## START

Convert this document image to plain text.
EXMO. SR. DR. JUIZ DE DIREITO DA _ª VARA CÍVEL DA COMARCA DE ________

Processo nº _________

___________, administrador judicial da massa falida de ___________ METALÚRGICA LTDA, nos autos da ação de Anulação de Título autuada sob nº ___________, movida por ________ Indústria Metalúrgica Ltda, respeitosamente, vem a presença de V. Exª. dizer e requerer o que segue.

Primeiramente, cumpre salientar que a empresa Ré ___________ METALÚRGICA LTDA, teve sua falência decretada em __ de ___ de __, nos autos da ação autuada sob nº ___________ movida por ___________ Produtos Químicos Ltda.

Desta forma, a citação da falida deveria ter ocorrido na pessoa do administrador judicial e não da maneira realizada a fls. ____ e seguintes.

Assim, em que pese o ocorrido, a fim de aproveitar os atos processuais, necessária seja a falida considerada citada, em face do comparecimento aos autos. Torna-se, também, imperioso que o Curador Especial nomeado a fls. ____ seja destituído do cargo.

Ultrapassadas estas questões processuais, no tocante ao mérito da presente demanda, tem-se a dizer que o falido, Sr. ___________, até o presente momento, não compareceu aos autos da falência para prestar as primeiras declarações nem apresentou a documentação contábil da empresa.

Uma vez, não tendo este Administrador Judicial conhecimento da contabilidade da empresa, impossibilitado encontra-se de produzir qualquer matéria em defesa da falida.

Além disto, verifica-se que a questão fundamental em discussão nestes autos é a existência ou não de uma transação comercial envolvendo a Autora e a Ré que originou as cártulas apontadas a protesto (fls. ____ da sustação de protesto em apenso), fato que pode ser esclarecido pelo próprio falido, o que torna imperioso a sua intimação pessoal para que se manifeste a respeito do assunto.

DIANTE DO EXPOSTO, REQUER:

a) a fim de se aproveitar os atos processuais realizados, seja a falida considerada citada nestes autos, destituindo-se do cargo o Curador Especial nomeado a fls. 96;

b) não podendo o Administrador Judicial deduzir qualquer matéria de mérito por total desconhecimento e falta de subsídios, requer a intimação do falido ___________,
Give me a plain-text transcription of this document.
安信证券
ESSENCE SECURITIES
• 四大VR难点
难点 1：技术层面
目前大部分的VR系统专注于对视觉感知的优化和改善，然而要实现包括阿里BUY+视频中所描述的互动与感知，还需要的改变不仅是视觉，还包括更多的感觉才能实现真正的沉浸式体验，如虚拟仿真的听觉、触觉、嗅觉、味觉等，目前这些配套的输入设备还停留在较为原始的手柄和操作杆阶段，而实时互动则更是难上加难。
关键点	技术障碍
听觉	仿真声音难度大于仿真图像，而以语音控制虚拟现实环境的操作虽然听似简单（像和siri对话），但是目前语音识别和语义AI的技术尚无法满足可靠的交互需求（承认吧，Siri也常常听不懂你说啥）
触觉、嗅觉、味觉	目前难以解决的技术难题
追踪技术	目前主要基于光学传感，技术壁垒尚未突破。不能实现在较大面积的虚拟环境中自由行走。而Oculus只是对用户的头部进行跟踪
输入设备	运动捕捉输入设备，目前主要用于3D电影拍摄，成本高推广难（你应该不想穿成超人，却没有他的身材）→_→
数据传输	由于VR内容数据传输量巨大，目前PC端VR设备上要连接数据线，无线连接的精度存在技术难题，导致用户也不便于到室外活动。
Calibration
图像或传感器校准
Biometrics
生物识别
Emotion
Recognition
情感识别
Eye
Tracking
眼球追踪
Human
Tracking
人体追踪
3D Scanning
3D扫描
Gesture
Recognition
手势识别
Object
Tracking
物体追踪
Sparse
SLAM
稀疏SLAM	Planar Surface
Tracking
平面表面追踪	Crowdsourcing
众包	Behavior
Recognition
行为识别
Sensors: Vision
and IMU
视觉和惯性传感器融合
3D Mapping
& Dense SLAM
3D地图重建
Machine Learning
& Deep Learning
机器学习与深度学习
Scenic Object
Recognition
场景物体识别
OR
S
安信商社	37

## END

To be done:
Repeat the data above, word for word.

Finished task:
Convert this document image to plain text.
EXMO. SR. DR. JUIZ DE DIREITO DA _ª VARA CÍVEL DA COMARCA DE ________

Processo nº _________

___________, administrador judicial da massa falida de ___________ METALÚRGICA LTDA, nos autos da ação de Anulação de Título autuada sob nº ___________, movida por ________ Indústria Metalúrgica Ltda, respeitosamente, vem a presença de V. Exª. dizer e requerer o que segue.

Primeiramente, cumpre salientar que a empresa Ré ___________ METALÚRGICA LTDA, teve sua falência decretada em __ de ___ de __, nos autos da ação autuada sob nº ___________ movida por ___________ Produtos Químicos Ltda.

Desta forma, a citação da falida deveria ter ocorrido na pessoa do administrador judicial e não da maneira realizada a fls. ____ e seguintes.

Assim, em que pese o ocorrido, a fim de aproveitar os atos processuais, necessária seja a falida considerada citada, em face do comparecimento aos autos. Torna-se, também, imperioso que o Curador Especial nomeado a fls. ____ seja destituído do cargo.

Ultrapassadas estas questões processuais, no tocante ao mérito da presente demanda, tem-se a dizer que o falido, Sr. ___________, até o presente momento, não compareceu aos autos da falência para prestar as primeiras declarações nem apresentou a documentação contábil da empresa.

Uma vez, não tendo este Administrador Judicial conhecimento da contabilidade da empresa, impossibilitado encontra-se de produzir qualquer matéria em defesa da falida.

Além disto, verifica-se que a questão fundamental em discussão nestes autos é a existência ou não de uma transação comercial envolvendo a Autora e a Ré que originou as cártulas apontadas a protesto (fls. ____ da sustação de protesto em apenso), fato que pode ser esclarecido pelo próprio falido, o que torna imperioso a sua intimação pessoal para que se manifeste a respeito do assunto.

DIANTE DO EXPOSTO, REQUER:

a) a fim de se aproveitar os atos processuais realizados, seja a falida considerada citada nestes autos, destituindo-se do cargo o Curador Especial nomeado a fls. 96;

b) não podendo o Administrador Judicial deduzir qualquer matéria de mérito por total desconhecimento e falta de subsídios, requer a intimação do falido ___________,
Give me a plain-text transcription of this document.
安信证券
ESSENCE SECURITIES
• 四大VR难点
难点 1：技术层面
目前大部分的VR系统专注于对视觉感知的优化和改善，然而要实现包括阿里BUY+视频中所描述的互动与感知，还需要的改变不仅是视觉，还包括更多的感觉才能实现真正的沉浸式体验，如虚拟仿真的听觉、触觉、嗅觉、味觉等，目前这些配套的输入设备还停留在较为原始的手柄和操作杆阶段，而实时互动则更是难上加难。
关键点	技术障碍
听觉	仿真声音难度大于仿真图像，而以语音控制虚拟现实环境的操作虽然听似简单（像和siri对话），但是目前语音识别和语义AI的技术尚无法满足可靠的交互需求（承认吧，Siri也常常听不懂你说啥）
触觉、嗅觉、味觉	目前难以解决的技术难题
追踪技术	目前主要基于光学传感，技术壁垒尚未突破。不能实现在较大面积的虚拟环境中自由行走。而Oculus只是对用户的头部进行跟踪
输入设备	运动捕捉输入设备，目前主要用于3D电影拍摄，成本高推广难（你应该不想穿成超人，却没有他的身材）→_→
数据传输	由于VR内容数据传输量巨大，目前PC端VR设备上要连接数据线，无线连接的精度存在技术难题，导致用户也不便于到室外活动。
Calibration
图像或传感器校准
Biometrics
生物识别
Emotion
Recognition
情感识别
Eye
Tracking
眼球追踪
Human
Tracking
人体追踪
3D Scanning
3D扫描
Gesture
Recognition
手势识别
Object
Tracking
物体追踪
Sparse
SLAM
稀疏SLAM	Planar Surface
Tracking
平面表面追踪	Crowdsourcing
众包	Behavior
Recognition
行为识别
Sensors: Vision
and IMU
视觉和惯性传感器融合
3D Mapping
& Dense SLAM
3D地图重建
Machine Learning
& Deep Learning
机器学习与深度学习
Scenic Object
Recognition
场景物体识别
OR
S
安信商社	37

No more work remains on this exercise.